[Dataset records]
:::::
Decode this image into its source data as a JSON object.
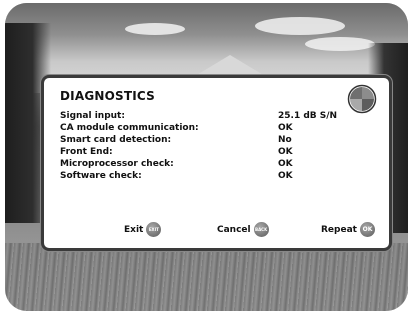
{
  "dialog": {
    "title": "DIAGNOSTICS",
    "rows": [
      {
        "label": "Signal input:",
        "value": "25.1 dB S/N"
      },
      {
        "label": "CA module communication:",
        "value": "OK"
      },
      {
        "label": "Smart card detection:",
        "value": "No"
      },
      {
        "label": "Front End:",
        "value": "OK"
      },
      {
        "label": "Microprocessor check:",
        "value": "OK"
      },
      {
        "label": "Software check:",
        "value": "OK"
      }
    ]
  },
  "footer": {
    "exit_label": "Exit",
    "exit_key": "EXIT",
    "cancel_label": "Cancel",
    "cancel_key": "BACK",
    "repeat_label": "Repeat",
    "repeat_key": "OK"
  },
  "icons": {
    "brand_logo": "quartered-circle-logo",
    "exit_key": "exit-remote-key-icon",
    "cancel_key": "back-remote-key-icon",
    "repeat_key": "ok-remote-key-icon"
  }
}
:::::
GIVEN TASK: Transcribe the material as is, with images omitted.

SOLUTION TO THIS TASK:
Decode this image into its source data as a JSON object.
{
  "dialog": {
    "title": "DIAGNOSTICS",
    "rows": [
      {
        "label": "Signal input:",
        "value": "25.1 dB S/N"
      },
      {
        "label": "CA module communication:",
        "value": "OK"
      },
      {
        "label": "Smart card detection:",
        "value": "No"
      },
      {
        "label": "Front End:",
        "value": "OK"
      },
      {
        "label": "Microprocessor check:",
        "value": "OK"
      },
      {
        "label": "Software check:",
        "value": "OK"
      }
    ]
  },
  "footer": {
    "exit_label": "Exit",
    "exit_key": "EXIT",
    "cancel_label": "Cancel",
    "cancel_key": "BACK",
    "repeat_label": "Repeat",
    "repeat_key": "OK"
  },
  "icons": {
    "brand_logo": "quartered-circle-logo",
    "exit_key": "exit-remote-key-icon",
    "cancel_key": "back-remote-key-icon",
    "repeat_key": "ok-remote-key-icon"
  }
}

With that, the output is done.